# Start of DATA LISTING

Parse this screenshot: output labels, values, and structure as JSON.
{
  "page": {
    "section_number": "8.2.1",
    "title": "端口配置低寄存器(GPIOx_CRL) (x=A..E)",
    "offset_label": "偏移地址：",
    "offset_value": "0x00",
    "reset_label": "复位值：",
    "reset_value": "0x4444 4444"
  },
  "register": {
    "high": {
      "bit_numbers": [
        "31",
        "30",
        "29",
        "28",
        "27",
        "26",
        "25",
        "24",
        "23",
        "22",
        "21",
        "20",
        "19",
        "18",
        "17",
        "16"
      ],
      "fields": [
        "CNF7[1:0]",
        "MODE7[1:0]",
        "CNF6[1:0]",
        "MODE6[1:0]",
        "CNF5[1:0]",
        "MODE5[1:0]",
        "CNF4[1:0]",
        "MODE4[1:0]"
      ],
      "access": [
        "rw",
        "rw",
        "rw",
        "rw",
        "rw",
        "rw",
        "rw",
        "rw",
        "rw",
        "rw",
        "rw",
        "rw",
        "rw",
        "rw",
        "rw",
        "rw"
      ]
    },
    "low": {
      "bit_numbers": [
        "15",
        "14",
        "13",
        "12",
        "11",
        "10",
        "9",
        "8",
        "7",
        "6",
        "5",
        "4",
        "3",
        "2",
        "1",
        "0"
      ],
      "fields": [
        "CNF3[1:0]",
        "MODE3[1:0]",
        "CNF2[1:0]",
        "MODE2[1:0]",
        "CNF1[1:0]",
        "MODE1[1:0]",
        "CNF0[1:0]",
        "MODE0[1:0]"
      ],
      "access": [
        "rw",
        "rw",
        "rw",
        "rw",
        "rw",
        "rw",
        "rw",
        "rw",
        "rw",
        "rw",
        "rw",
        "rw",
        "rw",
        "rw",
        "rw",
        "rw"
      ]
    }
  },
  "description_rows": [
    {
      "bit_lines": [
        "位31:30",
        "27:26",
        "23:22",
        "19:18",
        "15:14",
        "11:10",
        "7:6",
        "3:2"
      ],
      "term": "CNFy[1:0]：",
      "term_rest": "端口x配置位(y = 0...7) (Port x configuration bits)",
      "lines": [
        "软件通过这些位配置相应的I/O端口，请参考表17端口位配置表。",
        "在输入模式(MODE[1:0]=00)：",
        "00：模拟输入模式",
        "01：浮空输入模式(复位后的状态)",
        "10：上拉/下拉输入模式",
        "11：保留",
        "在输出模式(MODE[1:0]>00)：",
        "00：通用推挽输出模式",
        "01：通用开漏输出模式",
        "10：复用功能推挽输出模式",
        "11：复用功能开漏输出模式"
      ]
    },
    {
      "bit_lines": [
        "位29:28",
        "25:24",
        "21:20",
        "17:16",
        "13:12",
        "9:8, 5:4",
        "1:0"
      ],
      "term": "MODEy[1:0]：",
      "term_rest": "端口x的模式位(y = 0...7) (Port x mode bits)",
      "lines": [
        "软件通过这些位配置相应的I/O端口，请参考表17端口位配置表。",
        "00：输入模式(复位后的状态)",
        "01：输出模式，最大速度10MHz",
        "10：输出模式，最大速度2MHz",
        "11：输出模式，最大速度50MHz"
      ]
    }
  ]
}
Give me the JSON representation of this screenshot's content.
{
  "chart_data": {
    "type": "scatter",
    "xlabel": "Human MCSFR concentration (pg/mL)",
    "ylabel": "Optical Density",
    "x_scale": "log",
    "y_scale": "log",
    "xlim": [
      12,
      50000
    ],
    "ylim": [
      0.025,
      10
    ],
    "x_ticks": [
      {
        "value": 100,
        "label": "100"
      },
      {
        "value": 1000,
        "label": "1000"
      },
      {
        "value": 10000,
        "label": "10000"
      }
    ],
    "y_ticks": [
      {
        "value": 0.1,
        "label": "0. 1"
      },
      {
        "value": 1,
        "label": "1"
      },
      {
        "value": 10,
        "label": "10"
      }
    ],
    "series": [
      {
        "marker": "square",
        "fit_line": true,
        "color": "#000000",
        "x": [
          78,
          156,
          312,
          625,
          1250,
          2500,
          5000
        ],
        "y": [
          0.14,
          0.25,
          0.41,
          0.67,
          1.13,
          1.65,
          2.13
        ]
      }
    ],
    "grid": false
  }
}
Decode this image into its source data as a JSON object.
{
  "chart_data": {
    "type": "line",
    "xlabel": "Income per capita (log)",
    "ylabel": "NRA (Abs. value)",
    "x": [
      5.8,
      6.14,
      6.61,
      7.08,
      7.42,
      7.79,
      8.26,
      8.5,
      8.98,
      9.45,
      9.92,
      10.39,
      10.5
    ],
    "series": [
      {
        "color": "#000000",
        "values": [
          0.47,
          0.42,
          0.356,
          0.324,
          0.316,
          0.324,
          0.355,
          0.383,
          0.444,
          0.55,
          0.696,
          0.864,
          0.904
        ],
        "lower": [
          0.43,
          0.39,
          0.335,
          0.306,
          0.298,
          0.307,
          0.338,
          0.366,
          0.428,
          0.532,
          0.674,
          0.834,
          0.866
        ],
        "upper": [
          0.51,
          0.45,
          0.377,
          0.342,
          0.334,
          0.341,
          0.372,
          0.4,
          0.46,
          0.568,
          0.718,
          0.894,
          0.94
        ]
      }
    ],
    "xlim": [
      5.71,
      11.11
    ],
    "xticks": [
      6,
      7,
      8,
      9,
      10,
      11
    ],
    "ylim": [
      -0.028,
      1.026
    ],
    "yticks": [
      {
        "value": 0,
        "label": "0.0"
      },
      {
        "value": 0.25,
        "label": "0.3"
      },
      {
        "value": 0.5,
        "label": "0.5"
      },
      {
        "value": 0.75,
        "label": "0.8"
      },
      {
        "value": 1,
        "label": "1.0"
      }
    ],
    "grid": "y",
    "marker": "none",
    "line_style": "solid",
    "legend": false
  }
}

# End of DATA LISTING

The records above must be output exactly, in full.

Parse this screenshot: output labels, values, and structure as JSON.
{
  "page": {
    "section_number": "8.2.1",
    "title": "端口配置低寄存器(GPIOx_CRL) (x=A..E)",
    "offset_label": "偏移地址：",
    "offset_value": "0x00",
    "reset_label": "复位值：",
    "reset_value": "0x4444 4444"
  },
  "register": {
    "high": {
      "bit_numbers": [
        "31",
        "30",
        "29",
        "28",
        "27",
        "26",
        "25",
        "24",
        "23",
        "22",
        "21",
        "20",
        "19",
        "18",
        "17",
        "16"
      ],
      "fields": [
        "CNF7[1:0]",
        "MODE7[1:0]",
        "CNF6[1:0]",
        "MODE6[1:0]",
        "CNF5[1:0]",
        "MODE5[1:0]",
        "CNF4[1:0]",
        "MODE4[1:0]"
      ],
      "access": [
        "rw",
        "rw",
        "rw",
        "rw",
        "rw",
        "rw",
        "rw",
        "rw",
        "rw",
        "rw",
        "rw",
        "rw",
        "rw",
        "rw",
        "rw",
        "rw"
      ]
    },
    "low": {
      "bit_numbers": [
        "15",
        "14",
        "13",
        "12",
        "11",
        "10",
        "9",
        "8",
        "7",
        "6",
        "5",
        "4",
        "3",
        "2",
        "1",
        "0"
      ],
      "fields": [
        "CNF3[1:0]",
        "MODE3[1:0]",
        "CNF2[1:0]",
        "MODE2[1:0]",
        "CNF1[1:0]",
        "MODE1[1:0]",
        "CNF0[1:0]",
        "MODE0[1:0]"
      ],
      "access": [
        "rw",
        "rw",
        "rw",
        "rw",
        "rw",
        "rw",
        "rw",
        "rw",
        "rw",
        "rw",
        "rw",
        "rw",
        "rw",
        "rw",
        "rw",
        "rw"
      ]
    }
  },
  "description_rows": [
    {
      "bit_lines": [
        "位31:30",
        "27:26",
        "23:22",
        "19:18",
        "15:14",
        "11:10",
        "7:6",
        "3:2"
      ],
      "term": "CNFy[1:0]：",
      "term_rest": "端口x配置位(y = 0...7) (Port x configuration bits)",
      "lines": [
        "软件通过这些位配置相应的I/O端口，请参考表17端口位配置表。",
        "在输入模式(MODE[1:0]=00)：",
        "00：模拟输入模式",
        "01：浮空输入模式(复位后的状态)",
        "10：上拉/下拉输入模式",
        "11：保留",
        "在输出模式(MODE[1:0]>00)：",
        "00：通用推挽输出模式",
        "01：通用开漏输出模式",
        "10：复用功能推挽输出模式",
        "11：复用功能开漏输出模式"
      ]
    },
    {
      "bit_lines": [
        "位29:28",
        "25:24",
        "21:20",
        "17:16",
        "13:12",
        "9:8, 5:4",
        "1:0"
      ],
      "term": "MODEy[1:0]：",
      "term_rest": "端口x的模式位(y = 0...7) (Port x mode bits)",
      "lines": [
        "软件通过这些位配置相应的I/O端口，请参考表17端口位配置表。",
        "00：输入模式(复位后的状态)",
        "01：输出模式，最大速度10MHz",
        "10：输出模式，最大速度2MHz",
        "11：输出模式，最大速度50MHz"
      ]
    }
  ]
}
Give me the JSON representation of this screenshot's content.
{
  "chart_data": {
    "type": "scatter",
    "xlabel": "Human MCSFR concentration (pg/mL)",
    "ylabel": "Optical Density",
    "x_scale": "log",
    "y_scale": "log",
    "xlim": [
      12,
      50000
    ],
    "ylim": [
      0.025,
      10
    ],
    "x_ticks": [
      {
        "value": 100,
        "label": "100"
      },
      {
        "value": 1000,
        "label": "1000"
      },
      {
        "value": 10000,
        "label": "10000"
      }
    ],
    "y_ticks": [
      {
        "value": 0.1,
        "label": "0. 1"
      },
      {
        "value": 1,
        "label": "1"
      },
      {
        "value": 10,
        "label": "10"
      }
    ],
    "series": [
      {
        "marker": "square",
        "fit_line": true,
        "color": "#000000",
        "x": [
          78,
          156,
          312,
          625,
          1250,
          2500,
          5000
        ],
        "y": [
          0.14,
          0.25,
          0.41,
          0.67,
          1.13,
          1.65,
          2.13
        ]
      }
    ],
    "grid": false
  }
}
Decode this image into its source data as a JSON object.
{
  "chart_data": {
    "type": "line",
    "xlabel": "Income per capita (log)",
    "ylabel": "NRA (Abs. value)",
    "x": [
      5.8,
      6.14,
      6.61,
      7.08,
      7.42,
      7.79,
      8.26,
      8.5,
      8.98,
      9.45,
      9.92,
      10.39,
      10.5
    ],
    "series": [
      {
        "color": "#000000",
        "values": [
          0.47,
          0.42,
          0.356,
          0.324,
          0.316,
          0.324,
          0.355,
          0.383,
          0.444,
          0.55,
          0.696,
          0.864,
          0.904
        ],
        "lower": [
          0.43,
          0.39,
          0.335,
          0.306,
          0.298,
          0.307,
          0.338,
          0.366,
          0.428,
          0.532,
          0.674,
          0.834,
          0.866
        ],
        "upper": [
          0.51,
          0.45,
          0.377,
          0.342,
          0.334,
          0.341,
          0.372,
          0.4,
          0.46,
          0.568,
          0.718,
          0.894,
          0.94
        ]
      }
    ],
    "xlim": [
      5.71,
      11.11
    ],
    "xticks": [
      6,
      7,
      8,
      9,
      10,
      11
    ],
    "ylim": [
      -0.028,
      1.026
    ],
    "yticks": [
      {
        "value": 0,
        "label": "0.0"
      },
      {
        "value": 0.25,
        "label": "0.3"
      },
      {
        "value": 0.5,
        "label": "0.5"
      },
      {
        "value": 0.75,
        "label": "0.8"
      },
      {
        "value": 1,
        "label": "1.0"
      }
    ],
    "grid": "y",
    "marker": "none",
    "line_style": "solid",
    "legend": false
  }
}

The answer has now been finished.